Tally up how many lines in the listing below contain the string "name", and give only the total.

Entries with figure data:
────────────────────

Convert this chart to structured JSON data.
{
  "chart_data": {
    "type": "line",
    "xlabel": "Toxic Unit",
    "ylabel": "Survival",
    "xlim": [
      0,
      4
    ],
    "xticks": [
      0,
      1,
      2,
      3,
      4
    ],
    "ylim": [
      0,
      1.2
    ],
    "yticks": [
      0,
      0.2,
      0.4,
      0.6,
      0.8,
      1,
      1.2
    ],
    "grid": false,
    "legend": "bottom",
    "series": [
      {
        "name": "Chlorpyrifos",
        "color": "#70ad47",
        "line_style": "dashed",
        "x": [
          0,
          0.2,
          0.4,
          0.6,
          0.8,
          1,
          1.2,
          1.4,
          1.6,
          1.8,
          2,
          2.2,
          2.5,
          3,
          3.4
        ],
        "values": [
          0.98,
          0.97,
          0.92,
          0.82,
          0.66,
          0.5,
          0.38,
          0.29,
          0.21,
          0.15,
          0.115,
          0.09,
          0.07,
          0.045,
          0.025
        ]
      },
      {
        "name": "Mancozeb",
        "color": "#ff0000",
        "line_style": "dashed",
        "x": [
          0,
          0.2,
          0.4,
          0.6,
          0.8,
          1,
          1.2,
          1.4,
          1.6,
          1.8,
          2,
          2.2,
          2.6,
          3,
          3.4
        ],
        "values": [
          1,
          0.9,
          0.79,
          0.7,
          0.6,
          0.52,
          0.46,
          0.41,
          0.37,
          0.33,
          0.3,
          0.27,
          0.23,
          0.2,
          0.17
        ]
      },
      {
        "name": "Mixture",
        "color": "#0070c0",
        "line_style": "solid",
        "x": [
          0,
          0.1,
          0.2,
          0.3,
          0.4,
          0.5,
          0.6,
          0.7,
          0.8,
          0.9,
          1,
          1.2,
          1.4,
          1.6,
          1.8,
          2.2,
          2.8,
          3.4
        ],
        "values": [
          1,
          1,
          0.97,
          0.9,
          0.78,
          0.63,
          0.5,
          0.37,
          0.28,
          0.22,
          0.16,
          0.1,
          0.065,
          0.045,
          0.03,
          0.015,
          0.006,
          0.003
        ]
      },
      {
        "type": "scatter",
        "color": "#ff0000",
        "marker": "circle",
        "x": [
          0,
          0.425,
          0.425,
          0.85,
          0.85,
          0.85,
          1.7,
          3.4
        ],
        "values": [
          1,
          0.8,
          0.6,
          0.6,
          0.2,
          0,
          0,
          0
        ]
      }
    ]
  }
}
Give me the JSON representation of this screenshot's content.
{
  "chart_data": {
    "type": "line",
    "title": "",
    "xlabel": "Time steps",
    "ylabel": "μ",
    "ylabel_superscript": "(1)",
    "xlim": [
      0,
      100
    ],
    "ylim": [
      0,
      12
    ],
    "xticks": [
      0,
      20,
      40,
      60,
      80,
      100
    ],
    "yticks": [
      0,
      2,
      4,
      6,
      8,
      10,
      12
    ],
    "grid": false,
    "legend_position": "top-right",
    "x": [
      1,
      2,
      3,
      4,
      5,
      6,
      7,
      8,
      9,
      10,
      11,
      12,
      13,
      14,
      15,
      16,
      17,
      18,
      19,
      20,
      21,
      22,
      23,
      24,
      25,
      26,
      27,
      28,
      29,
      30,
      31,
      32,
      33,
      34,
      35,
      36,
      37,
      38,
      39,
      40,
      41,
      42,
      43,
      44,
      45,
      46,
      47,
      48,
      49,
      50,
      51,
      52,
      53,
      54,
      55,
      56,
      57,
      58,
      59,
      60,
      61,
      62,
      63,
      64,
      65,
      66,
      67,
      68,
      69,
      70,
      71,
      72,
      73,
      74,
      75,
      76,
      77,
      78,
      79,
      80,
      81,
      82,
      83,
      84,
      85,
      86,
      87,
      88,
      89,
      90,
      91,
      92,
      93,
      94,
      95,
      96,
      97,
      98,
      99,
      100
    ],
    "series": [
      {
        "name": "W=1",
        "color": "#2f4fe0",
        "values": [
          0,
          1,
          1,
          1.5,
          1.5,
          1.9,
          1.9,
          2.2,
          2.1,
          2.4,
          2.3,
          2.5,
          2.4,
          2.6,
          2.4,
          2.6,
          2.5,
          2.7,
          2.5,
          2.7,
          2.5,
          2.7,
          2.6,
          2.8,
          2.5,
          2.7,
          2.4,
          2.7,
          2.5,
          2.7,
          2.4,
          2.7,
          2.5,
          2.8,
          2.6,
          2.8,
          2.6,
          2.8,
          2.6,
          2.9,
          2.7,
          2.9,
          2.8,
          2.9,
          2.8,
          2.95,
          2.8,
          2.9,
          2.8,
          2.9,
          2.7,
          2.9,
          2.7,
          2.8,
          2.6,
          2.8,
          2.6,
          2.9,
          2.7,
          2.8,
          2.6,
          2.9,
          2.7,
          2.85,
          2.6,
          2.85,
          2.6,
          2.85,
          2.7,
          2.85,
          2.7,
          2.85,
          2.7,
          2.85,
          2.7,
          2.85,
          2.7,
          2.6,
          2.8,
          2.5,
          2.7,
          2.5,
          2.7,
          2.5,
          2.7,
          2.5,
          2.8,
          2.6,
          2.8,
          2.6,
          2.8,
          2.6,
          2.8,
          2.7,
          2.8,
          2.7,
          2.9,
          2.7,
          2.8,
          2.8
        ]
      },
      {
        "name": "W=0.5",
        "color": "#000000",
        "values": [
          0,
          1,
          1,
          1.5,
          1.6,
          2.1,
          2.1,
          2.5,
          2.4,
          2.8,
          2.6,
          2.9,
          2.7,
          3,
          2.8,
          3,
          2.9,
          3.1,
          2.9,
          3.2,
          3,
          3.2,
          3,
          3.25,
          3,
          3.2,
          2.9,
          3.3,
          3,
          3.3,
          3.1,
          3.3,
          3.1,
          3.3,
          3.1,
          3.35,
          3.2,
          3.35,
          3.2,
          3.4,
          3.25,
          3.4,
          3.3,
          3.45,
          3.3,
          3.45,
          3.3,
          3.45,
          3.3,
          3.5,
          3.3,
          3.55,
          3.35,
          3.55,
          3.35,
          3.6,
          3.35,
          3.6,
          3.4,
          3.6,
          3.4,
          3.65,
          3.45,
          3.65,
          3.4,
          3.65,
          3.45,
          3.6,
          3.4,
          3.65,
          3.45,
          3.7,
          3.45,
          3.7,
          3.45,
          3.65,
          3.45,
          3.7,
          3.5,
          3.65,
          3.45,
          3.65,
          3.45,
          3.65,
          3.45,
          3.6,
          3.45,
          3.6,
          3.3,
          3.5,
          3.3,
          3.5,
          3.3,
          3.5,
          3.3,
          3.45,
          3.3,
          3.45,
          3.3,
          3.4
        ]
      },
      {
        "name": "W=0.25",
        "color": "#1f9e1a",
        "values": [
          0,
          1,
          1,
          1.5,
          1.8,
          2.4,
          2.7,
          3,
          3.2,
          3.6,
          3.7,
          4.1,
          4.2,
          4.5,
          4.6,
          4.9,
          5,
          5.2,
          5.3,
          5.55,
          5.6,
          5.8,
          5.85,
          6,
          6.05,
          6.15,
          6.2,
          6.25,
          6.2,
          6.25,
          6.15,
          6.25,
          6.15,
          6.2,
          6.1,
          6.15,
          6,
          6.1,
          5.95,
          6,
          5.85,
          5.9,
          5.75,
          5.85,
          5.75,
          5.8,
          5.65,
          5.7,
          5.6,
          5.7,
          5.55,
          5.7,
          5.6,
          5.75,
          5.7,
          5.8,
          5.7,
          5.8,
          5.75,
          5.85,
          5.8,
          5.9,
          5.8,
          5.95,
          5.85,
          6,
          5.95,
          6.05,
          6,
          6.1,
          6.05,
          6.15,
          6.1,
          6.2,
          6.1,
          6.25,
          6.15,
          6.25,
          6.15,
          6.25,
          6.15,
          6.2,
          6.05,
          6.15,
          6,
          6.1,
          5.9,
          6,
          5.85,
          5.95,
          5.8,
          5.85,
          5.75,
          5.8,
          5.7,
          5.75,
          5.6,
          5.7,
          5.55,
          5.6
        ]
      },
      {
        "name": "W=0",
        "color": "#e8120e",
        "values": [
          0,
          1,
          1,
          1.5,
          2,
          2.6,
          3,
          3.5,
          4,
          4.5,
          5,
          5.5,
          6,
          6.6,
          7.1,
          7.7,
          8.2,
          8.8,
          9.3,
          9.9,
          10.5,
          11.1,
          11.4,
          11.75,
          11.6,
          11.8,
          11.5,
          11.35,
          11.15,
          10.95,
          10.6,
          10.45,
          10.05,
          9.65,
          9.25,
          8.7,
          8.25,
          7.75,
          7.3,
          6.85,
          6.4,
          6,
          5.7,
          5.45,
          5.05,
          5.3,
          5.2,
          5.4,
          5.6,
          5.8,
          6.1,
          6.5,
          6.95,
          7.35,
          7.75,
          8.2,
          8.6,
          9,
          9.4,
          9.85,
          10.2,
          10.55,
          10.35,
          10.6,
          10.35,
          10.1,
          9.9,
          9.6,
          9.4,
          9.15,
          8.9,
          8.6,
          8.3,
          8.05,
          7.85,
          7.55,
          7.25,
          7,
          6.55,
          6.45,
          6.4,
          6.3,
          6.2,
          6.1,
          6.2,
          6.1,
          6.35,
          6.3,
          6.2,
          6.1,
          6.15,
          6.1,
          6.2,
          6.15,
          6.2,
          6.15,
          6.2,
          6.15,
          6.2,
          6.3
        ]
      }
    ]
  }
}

────────────────────

* WRITTEN SOLUTION *
7